Carry on the article about zoonotic spillover and Dennis Carroll's research from its last sentence.

* DOCUMENT EXTRACT *
--------------------
Zoonotic spell requires more research

For years, infectious disease expert Dennis Carroll has warned about the threat of zoonotic spillover, which is the transmission of pathogens from animals to humans, and he believes it requires a global response.

In Carroll’s view, the COVID-19 outbreak, widely believed to be caused by a virus spread to humans from bats, wasn’t an opportunity to say, “I told you so.” It was an overdue wake-up call. He recently told the scientific publication Nautilus that we have a poor understanding of the ecology of viral threats, and whatever future threats we face are already circulating in wildlife.

Based on research done thus far, we’re only scratching the surface. Carroll has studied infectious diseases for the Centers for Disease Control and Prevention and the United States Agency for International Development, where he formed a program called PREDICT. The purpose of PREDICT was to conduct research into viruses in hiding in the animal kingdom.

Until 2019, when its funding was not renewed, PREDICT received annual federal funding of $15 to $20 million, but Carroll is building on his past work with a new initiative called the Global Virome Project. There still is much to learn because, as Carroll estimates, there are about 1.67 million viruses on Earth, and that includes between 631,000 and 827,000 viruses that could infect people. Not all of them will cause sickness and death, and some actually could play a positive role in human biology, but we need to know more.
--------------------
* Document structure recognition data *

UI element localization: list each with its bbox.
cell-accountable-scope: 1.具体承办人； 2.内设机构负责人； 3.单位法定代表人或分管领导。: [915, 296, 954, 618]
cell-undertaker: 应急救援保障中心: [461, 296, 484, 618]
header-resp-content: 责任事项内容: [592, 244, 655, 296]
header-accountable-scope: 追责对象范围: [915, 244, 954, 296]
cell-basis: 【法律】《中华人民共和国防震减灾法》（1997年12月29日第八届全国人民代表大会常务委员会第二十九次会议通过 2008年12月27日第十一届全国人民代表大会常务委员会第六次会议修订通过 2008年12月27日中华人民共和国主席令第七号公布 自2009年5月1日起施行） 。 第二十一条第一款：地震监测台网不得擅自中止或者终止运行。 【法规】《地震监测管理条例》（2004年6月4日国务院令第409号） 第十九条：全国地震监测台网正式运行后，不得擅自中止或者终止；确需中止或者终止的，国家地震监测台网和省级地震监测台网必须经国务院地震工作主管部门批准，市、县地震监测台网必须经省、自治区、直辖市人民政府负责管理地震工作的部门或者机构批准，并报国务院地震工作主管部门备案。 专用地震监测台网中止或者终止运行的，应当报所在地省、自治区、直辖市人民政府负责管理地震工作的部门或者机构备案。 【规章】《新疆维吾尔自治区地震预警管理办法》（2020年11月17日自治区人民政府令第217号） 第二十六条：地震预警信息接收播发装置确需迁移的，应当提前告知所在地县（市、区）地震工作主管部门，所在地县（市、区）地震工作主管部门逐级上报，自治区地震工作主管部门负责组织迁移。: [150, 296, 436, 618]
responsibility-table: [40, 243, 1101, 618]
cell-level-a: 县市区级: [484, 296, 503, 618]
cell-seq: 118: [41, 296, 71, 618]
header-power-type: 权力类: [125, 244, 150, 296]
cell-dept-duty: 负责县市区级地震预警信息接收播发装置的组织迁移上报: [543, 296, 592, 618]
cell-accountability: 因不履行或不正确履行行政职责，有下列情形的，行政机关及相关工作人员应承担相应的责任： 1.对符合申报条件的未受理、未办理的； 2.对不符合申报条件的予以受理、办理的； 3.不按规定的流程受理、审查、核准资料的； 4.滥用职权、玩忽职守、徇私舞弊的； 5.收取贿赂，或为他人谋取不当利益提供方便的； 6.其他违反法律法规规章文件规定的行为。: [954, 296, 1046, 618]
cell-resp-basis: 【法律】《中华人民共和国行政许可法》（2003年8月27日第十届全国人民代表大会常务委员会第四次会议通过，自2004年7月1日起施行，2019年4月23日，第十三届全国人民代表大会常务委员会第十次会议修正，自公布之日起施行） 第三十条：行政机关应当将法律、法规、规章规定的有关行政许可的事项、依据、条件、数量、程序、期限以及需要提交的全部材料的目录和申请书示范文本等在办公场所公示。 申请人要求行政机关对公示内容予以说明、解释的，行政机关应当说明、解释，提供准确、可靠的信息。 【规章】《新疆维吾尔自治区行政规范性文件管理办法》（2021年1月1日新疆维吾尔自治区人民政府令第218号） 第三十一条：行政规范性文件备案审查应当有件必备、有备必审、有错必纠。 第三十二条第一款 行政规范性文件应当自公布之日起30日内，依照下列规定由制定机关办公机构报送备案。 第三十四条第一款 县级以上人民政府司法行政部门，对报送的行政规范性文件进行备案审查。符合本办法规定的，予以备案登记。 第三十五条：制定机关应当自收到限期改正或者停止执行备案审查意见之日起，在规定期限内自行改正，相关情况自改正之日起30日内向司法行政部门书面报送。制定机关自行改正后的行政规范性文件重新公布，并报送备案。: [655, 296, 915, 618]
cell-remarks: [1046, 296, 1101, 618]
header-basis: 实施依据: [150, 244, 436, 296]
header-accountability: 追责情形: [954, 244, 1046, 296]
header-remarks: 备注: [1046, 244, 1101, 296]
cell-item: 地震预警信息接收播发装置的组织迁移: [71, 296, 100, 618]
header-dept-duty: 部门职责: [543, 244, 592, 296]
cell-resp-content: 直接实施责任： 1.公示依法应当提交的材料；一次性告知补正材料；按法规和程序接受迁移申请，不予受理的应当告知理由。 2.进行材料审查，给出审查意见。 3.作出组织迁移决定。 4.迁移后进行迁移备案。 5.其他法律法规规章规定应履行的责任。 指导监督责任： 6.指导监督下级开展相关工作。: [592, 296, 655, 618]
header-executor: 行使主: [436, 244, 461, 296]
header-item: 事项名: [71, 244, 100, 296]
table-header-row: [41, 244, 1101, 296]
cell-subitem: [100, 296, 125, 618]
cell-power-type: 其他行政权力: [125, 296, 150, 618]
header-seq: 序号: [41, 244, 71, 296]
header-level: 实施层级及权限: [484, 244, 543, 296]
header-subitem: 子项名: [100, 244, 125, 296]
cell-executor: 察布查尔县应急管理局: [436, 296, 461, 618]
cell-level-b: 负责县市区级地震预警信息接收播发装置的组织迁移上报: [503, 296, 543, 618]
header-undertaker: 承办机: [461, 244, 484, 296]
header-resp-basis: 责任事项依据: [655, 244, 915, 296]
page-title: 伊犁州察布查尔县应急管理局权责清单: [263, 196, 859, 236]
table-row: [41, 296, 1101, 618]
--------------------
* TASK ANSWER *
Studying the sheer number of them will require much more funding than the small-scale budgets associated with PREDICT, which discovered just over 2,000 viruses over the period of one decade. How much more funding is required? Carroll told Nautilus that it requires roughly $100 million a year, which governments throughout the world could affordably band together and support, especially now that zoonotic spillover is no longer an emerging problem. As COVID-19 demonstrates, it’s here and it can affect economies in every corner of the world.

On an annual basis, $100 million in public funding is a drop in the bucket for more extensive research on viruses, but it will require a pivot by President Trump. Prior to COVID-19, he proposed reducing the CDC’s budget for emerging and zoonotic infectious diseases, only to be checkmated by Congress. He could do the nation and the world a favor by getting behind Mr. Carroll’s work, especially with doubts raised about the World Health Organization.